Extracts from a graphics dataset
☆ ☆ ☆ ☆ ☆
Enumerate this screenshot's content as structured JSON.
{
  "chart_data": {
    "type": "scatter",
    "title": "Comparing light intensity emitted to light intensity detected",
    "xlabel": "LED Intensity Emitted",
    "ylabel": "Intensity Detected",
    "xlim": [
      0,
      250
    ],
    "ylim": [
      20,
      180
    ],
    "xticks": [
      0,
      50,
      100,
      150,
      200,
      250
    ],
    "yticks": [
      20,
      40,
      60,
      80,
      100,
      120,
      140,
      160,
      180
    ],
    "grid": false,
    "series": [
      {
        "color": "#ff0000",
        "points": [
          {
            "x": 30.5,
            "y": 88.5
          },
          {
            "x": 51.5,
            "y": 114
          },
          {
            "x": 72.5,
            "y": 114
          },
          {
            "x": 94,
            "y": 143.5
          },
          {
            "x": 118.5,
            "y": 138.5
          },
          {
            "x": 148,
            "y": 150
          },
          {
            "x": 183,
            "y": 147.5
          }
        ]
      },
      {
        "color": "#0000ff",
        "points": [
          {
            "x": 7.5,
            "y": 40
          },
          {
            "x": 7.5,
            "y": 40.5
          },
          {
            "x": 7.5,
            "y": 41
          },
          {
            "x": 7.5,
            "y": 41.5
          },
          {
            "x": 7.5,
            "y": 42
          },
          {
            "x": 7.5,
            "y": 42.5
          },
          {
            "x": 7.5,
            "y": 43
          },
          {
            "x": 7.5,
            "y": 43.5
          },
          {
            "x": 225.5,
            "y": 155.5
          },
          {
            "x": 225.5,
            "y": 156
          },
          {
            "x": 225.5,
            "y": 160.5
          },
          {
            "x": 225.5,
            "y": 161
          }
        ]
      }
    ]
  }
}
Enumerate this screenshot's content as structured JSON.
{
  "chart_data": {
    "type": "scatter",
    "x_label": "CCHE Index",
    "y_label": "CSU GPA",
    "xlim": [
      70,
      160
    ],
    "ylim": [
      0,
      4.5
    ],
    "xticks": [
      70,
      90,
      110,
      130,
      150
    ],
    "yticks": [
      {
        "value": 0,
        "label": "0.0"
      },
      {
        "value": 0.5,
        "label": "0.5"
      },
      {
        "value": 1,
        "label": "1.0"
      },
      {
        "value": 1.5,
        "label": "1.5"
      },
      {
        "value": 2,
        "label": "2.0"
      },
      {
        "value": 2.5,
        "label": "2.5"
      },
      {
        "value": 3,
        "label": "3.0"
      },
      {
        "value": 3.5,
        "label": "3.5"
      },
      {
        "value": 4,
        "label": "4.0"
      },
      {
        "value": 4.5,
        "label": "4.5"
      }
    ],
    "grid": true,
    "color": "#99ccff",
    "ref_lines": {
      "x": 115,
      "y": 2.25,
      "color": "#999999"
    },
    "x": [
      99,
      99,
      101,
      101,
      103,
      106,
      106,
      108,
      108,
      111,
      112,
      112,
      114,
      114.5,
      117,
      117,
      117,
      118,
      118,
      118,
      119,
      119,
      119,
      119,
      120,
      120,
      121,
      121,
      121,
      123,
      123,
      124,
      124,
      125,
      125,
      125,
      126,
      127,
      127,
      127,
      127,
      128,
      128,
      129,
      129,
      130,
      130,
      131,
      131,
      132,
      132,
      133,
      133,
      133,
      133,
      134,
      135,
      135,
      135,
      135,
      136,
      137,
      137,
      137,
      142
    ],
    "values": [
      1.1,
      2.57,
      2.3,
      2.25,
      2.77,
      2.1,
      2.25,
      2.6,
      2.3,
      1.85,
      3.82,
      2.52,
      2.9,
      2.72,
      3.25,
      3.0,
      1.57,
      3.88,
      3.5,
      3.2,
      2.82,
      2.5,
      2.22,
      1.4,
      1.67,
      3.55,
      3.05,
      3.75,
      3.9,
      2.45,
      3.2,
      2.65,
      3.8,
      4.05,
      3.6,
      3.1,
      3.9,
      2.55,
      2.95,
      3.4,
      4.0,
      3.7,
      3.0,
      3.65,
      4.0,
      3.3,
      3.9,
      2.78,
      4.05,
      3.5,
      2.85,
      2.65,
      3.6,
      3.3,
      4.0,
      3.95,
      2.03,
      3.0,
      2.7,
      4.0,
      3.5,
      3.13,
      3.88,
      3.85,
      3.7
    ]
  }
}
☆ ☆ ☆ ☆ ☆
Extract every entry in the listing word for word.

Enumerate this screenshot's content as structured JSON.
{
  "chart_data": {
    "type": "scatter",
    "title": "Comparing light intensity emitted to light intensity detected",
    "xlabel": "LED Intensity Emitted",
    "ylabel": "Intensity Detected",
    "xlim": [
      0,
      250
    ],
    "ylim": [
      20,
      180
    ],
    "xticks": [
      0,
      50,
      100,
      150,
      200,
      250
    ],
    "yticks": [
      20,
      40,
      60,
      80,
      100,
      120,
      140,
      160,
      180
    ],
    "grid": false,
    "series": [
      {
        "color": "#ff0000",
        "points": [
          {
            "x": 30.5,
            "y": 88.5
          },
          {
            "x": 51.5,
            "y": 114
          },
          {
            "x": 72.5,
            "y": 114
          },
          {
            "x": 94,
            "y": 143.5
          },
          {
            "x": 118.5,
            "y": 138.5
          },
          {
            "x": 148,
            "y": 150
          },
          {
            "x": 183,
            "y": 147.5
          }
        ]
      },
      {
        "color": "#0000ff",
        "points": [
          {
            "x": 7.5,
            "y": 40
          },
          {
            "x": 7.5,
            "y": 40.5
          },
          {
            "x": 7.5,
            "y": 41
          },
          {
            "x": 7.5,
            "y": 41.5
          },
          {
            "x": 7.5,
            "y": 42
          },
          {
            "x": 7.5,
            "y": 42.5
          },
          {
            "x": 7.5,
            "y": 43
          },
          {
            "x": 7.5,
            "y": 43.5
          },
          {
            "x": 225.5,
            "y": 155.5
          },
          {
            "x": 225.5,
            "y": 156
          },
          {
            "x": 225.5,
            "y": 160.5
          },
          {
            "x": 225.5,
            "y": 161
          }
        ]
      }
    ]
  }
}
Enumerate this screenshot's content as structured JSON.
{
  "chart_data": {
    "type": "scatter",
    "x_label": "CCHE Index",
    "y_label": "CSU GPA",
    "xlim": [
      70,
      160
    ],
    "ylim": [
      0,
      4.5
    ],
    "xticks": [
      70,
      90,
      110,
      130,
      150
    ],
    "yticks": [
      {
        "value": 0,
        "label": "0.0"
      },
      {
        "value": 0.5,
        "label": "0.5"
      },
      {
        "value": 1,
        "label": "1.0"
      },
      {
        "value": 1.5,
        "label": "1.5"
      },
      {
        "value": 2,
        "label": "2.0"
      },
      {
        "value": 2.5,
        "label": "2.5"
      },
      {
        "value": 3,
        "label": "3.0"
      },
      {
        "value": 3.5,
        "label": "3.5"
      },
      {
        "value": 4,
        "label": "4.0"
      },
      {
        "value": 4.5,
        "label": "4.5"
      }
    ],
    "grid": true,
    "color": "#99ccff",
    "ref_lines": {
      "x": 115,
      "y": 2.25,
      "color": "#999999"
    },
    "x": [
      99,
      99,
      101,
      101,
      103,
      106,
      106,
      108,
      108,
      111,
      112,
      112,
      114,
      114.5,
      117,
      117,
      117,
      118,
      118,
      118,
      119,
      119,
      119,
      119,
      120,
      120,
      121,
      121,
      121,
      123,
      123,
      124,
      124,
      125,
      125,
      125,
      126,
      127,
      127,
      127,
      127,
      128,
      128,
      129,
      129,
      130,
      130,
      131,
      131,
      132,
      132,
      133,
      133,
      133,
      133,
      134,
      135,
      135,
      135,
      135,
      136,
      137,
      137,
      137,
      142
    ],
    "values": [
      1.1,
      2.57,
      2.3,
      2.25,
      2.77,
      2.1,
      2.25,
      2.6,
      2.3,
      1.85,
      3.82,
      2.52,
      2.9,
      2.72,
      3.25,
      3.0,
      1.57,
      3.88,
      3.5,
      3.2,
      2.82,
      2.5,
      2.22,
      1.4,
      1.67,
      3.55,
      3.05,
      3.75,
      3.9,
      2.45,
      3.2,
      2.65,
      3.8,
      4.05,
      3.6,
      3.1,
      3.9,
      2.55,
      2.95,
      3.4,
      4.0,
      3.7,
      3.0,
      3.65,
      4.0,
      3.3,
      3.9,
      2.78,
      4.05,
      3.5,
      2.85,
      2.65,
      3.6,
      3.3,
      4.0,
      3.95,
      2.03,
      3.0,
      2.7,
      4.0,
      3.5,
      3.13,
      3.88,
      3.85,
      3.7
    ]
  }
}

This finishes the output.